* START DATA ENTRIES *
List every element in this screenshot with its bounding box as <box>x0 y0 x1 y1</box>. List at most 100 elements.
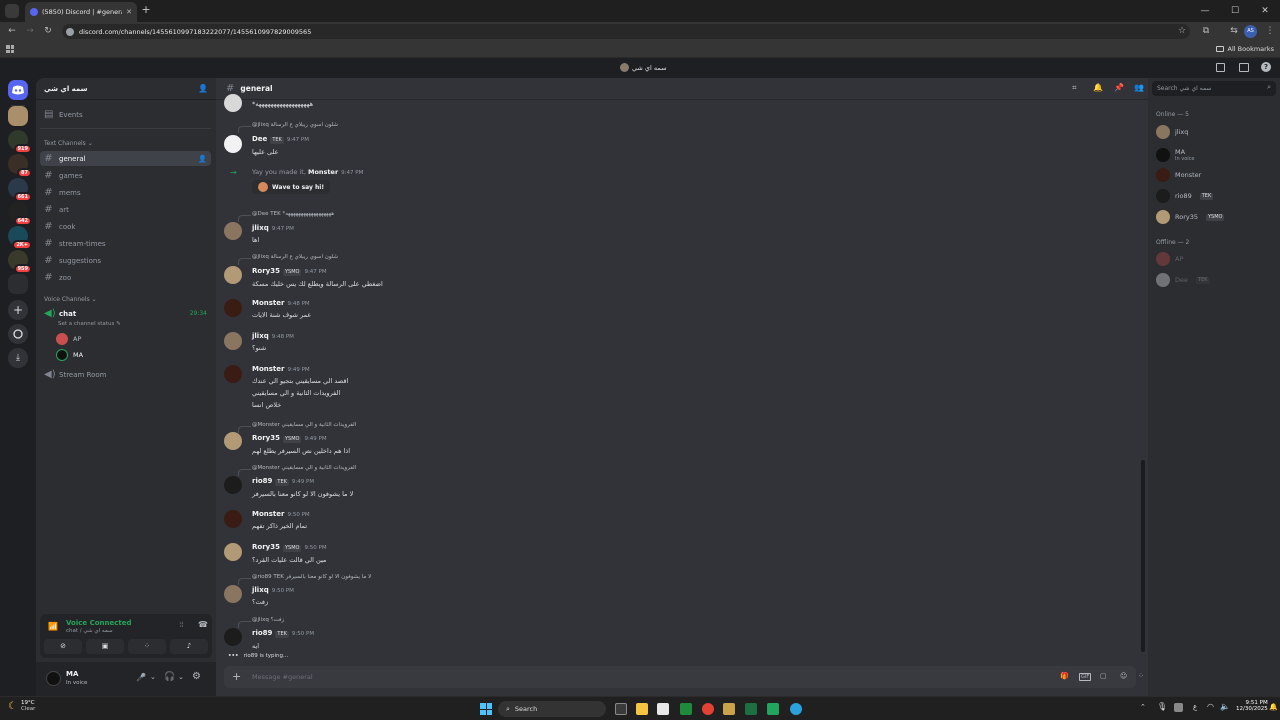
channel-cook[interactable]: # cook <box>40 219 211 234</box>
tray-mic-icon[interactable]: 🎙 <box>1157 702 1167 711</box>
tray-chevron-icon[interactable]: ⌃ <box>1140 703 1146 711</box>
help-icon[interactable]: ? <box>1261 62 1271 72</box>
upload-plus-icon[interactable]: + <box>232 670 241 684</box>
author-name[interactable]: jlixq <box>252 224 269 232</box>
channel-mems[interactable]: # mems <box>40 185 211 200</box>
activities-button[interactable]: ⁘ <box>128 639 166 654</box>
member-item[interactable]: jlixq <box>1156 124 1276 140</box>
taskbar-search[interactable]: ⌕ Search <box>498 701 606 717</box>
category-voice-channels[interactable]: Voice Channels ⌄ <box>44 296 97 303</box>
voice-channel-stream-room[interactable]: ◀) Stream Room <box>40 367 211 382</box>
disconnect-icon[interactable]: ☎ <box>198 620 208 629</box>
reply-preview[interactable]: @jlixq شلون اسوي ريبلاي ع الرسالة <box>237 254 338 265</box>
wave-button[interactable]: Wave to say hi! <box>252 180 331 194</box>
notification-icon[interactable]: 🔔 <box>1269 703 1278 711</box>
channel-zoo[interactable]: # zoo <box>40 270 211 285</box>
start-button-icon[interactable] <box>480 703 492 715</box>
voice-channel-chat[interactable]: ◀) chat 29:34 <box>40 306 211 321</box>
author-name[interactable]: rio89 <box>252 477 272 485</box>
store-icon[interactable] <box>657 703 669 715</box>
events-link[interactable]: ▤ Events <box>40 107 211 122</box>
chevron-down-icon[interactable]: ⌄ <box>150 673 156 681</box>
avatar[interactable] <box>224 510 242 528</box>
apps-icon[interactable]: ⁘ <box>1138 672 1144 680</box>
task-view-icon[interactable] <box>615 703 627 715</box>
member-item[interactable]: rio89 TEK <box>1156 188 1276 204</box>
xbox-icon[interactable] <box>680 703 692 715</box>
cast-icon[interactable]: ⇆ <box>1228 25 1240 37</box>
close-window-icon[interactable]: ✕ <box>1250 0 1280 22</box>
language-indicator[interactable]: ع <box>1193 703 1197 711</box>
chrome-icon[interactable] <box>702 703 714 715</box>
avatar[interactable] <box>224 332 242 350</box>
site-info-icon[interactable] <box>66 27 74 36</box>
author-name[interactable]: rio89 <box>252 629 272 637</box>
avatar[interactable] <box>224 94 242 112</box>
member-item[interactable]: MA In voice <box>1156 145 1276 165</box>
voice-member-ma[interactable]: MA <box>56 347 196 363</box>
screen-share-button[interactable]: ▣ <box>86 639 124 654</box>
avatar[interactable] <box>224 222 242 240</box>
file-explorer-icon[interactable] <box>636 703 648 715</box>
headphones-icon[interactable]: 🎧 <box>164 672 175 682</box>
server-icon[interactable]: 661 <box>8 178 32 202</box>
wifi-icon[interactable]: ◠ <box>1207 702 1214 711</box>
chat-scrollbar[interactable] <box>1141 460 1145 652</box>
avatar[interactable] <box>224 365 242 383</box>
member-item[interactable]: Dee TEK <box>1156 272 1276 288</box>
author-name[interactable]: jlixq <box>252 586 269 594</box>
chevron-down-icon[interactable]: ⌄ <box>178 673 184 681</box>
excel-icon[interactable] <box>745 703 757 715</box>
channel-games[interactable]: # games <box>40 168 211 183</box>
channel-suggestions[interactable]: # suggestions <box>40 253 211 268</box>
tray-app-icon[interactable] <box>1174 703 1183 712</box>
profile-avatar[interactable]: AS <box>1244 25 1257 38</box>
voice-connected-label[interactable]: Voice Connected <box>66 619 132 627</box>
discover-icon[interactable] <box>8 324 28 344</box>
browser-menu-icon[interactable]: ⋮ <box>1264 25 1276 37</box>
camera-off-button[interactable]: ⊘ <box>44 639 82 654</box>
apps-icon[interactable] <box>6 45 14 53</box>
reply-preview[interactable]: @jlixq شلون اسوي ريبلاي ع الرسالة <box>237 122 338 133</box>
server-icon[interactable]: 87 <box>8 154 32 178</box>
noise-suppression-icon[interactable]: ⦙⦙ <box>180 621 183 630</box>
channel-general[interactable]: # general 👤 <box>40 151 211 166</box>
add-server-icon[interactable]: + <box>8 300 28 320</box>
server-header[interactable]: سمه اي شي 👤 <box>36 78 216 100</box>
emoji-icon[interactable]: ☺ <box>1120 672 1127 680</box>
all-bookmarks-button[interactable]: All Bookmarks <box>1215 45 1274 53</box>
clock[interactable]: 9:51 PM 12/30/2025 <box>1236 700 1268 712</box>
member-item[interactable]: Monster <box>1156 167 1276 183</box>
reply-preview[interactable]: @jlixq زفت؟ <box>237 617 284 628</box>
extensions-icon[interactable]: ⧉ <box>1200 25 1212 37</box>
gif-icon[interactable]: GIF <box>1079 673 1092 681</box>
reply-preview[interactable]: @rio89 TEK لا ما يشوفون الا لو كانو معنا… <box>237 574 371 585</box>
member-item[interactable]: Rory35 YSMO <box>1156 209 1276 225</box>
joined-user-name[interactable]: Monster <box>308 168 338 176</box>
author-name[interactable]: jlixq <box>252 332 269 340</box>
reload-button[interactable]: ↻ <box>42 25 54 37</box>
forward-button[interactable]: → <box>24 25 36 37</box>
close-tab-icon[interactable]: ✕ <box>126 8 132 16</box>
author-name[interactable]: Monster <box>252 365 284 373</box>
inbox-icon[interactable] <box>1216 63 1225 72</box>
author-name[interactable]: Dee <box>252 135 267 143</box>
sticker-icon[interactable]: ▢ <box>1100 672 1107 680</box>
server-icon[interactable]: 959 <box>8 250 32 274</box>
threads-icon[interactable]: ⌗ <box>1072 83 1077 93</box>
maximize-icon[interactable]: ☐ <box>1220 0 1250 22</box>
invite-people-icon[interactable]: 👤 <box>198 84 208 93</box>
avatar[interactable] <box>224 299 242 317</box>
minimize-icon[interactable]: — <box>1190 0 1220 22</box>
user-avatar[interactable] <box>46 671 61 686</box>
browser-tab[interactable]: (5850) Discord | #general | ... ✕ <box>25 2 137 22</box>
voice-member-ap[interactable]: AP <box>56 331 196 347</box>
bookmark-star-icon[interactable]: ☆ <box>1176 25 1188 37</box>
message-composer[interactable]: + Message #general 🎁 GIF ▢ ☺ ⁘ <box>224 666 1144 688</box>
server-icon[interactable]: 2K+ <box>8 226 32 250</box>
weather-widget[interactable]: ☾ 19°C Clear <box>8 700 35 712</box>
reply-preview[interactable]: @Dee TEK *ههههههههههههههههههه <box>237 211 334 222</box>
gift-icon[interactable]: 🎁 <box>1060 672 1069 680</box>
telegram-icon[interactable] <box>790 703 802 715</box>
settings-gear-icon[interactable]: ⚙ <box>192 671 201 682</box>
* END DATA ENTRIES *
_GIVEN INSTRUCTION_: Rewrite the lines from the line with "channel-cook[interactable]: # cook" to the line with "voice-channel-chat[interactable]: ◀) chat", putting "Music Room" in place of "Stream Room" and leaving everything else unchanged. Give only those lines.

_WRITTEN ANSWER_:
channel-cook[interactable]: # cook <box>40 219 211 234</box>
tray-mic-icon[interactable]: 🎙 <box>1157 702 1167 711</box>
tray-chevron-icon[interactable]: ⌃ <box>1140 703 1146 711</box>
help-icon[interactable]: ? <box>1261 62 1271 72</box>
upload-plus-icon[interactable]: + <box>232 670 241 684</box>
author-name[interactable]: jlixq <box>252 224 269 232</box>
channel-mems[interactable]: # mems <box>40 185 211 200</box>
activities-button[interactable]: ⁘ <box>128 639 166 654</box>
member-item[interactable]: jlixq <box>1156 124 1276 140</box>
taskbar-search[interactable]: ⌕ Search <box>498 701 606 717</box>
category-voice-channels[interactable]: Voice Channels ⌄ <box>44 296 97 303</box>
voice-channel-stream-room[interactable]: ◀) Music Room <box>40 367 211 382</box>
disconnect-icon[interactable]: ☎ <box>198 620 208 629</box>
reply-preview[interactable]: @jlixq شلون اسوي ريبلاي ع الرسالة <box>237 254 338 265</box>
wave-button[interactable]: Wave to say hi! <box>252 180 331 194</box>
notification-icon[interactable]: 🔔 <box>1269 703 1278 711</box>
channel-zoo[interactable]: # zoo <box>40 270 211 285</box>
start-button-icon[interactable] <box>480 703 492 715</box>
voice-channel-chat[interactable]: ◀) chat 29:34 <box>40 306 211 321</box>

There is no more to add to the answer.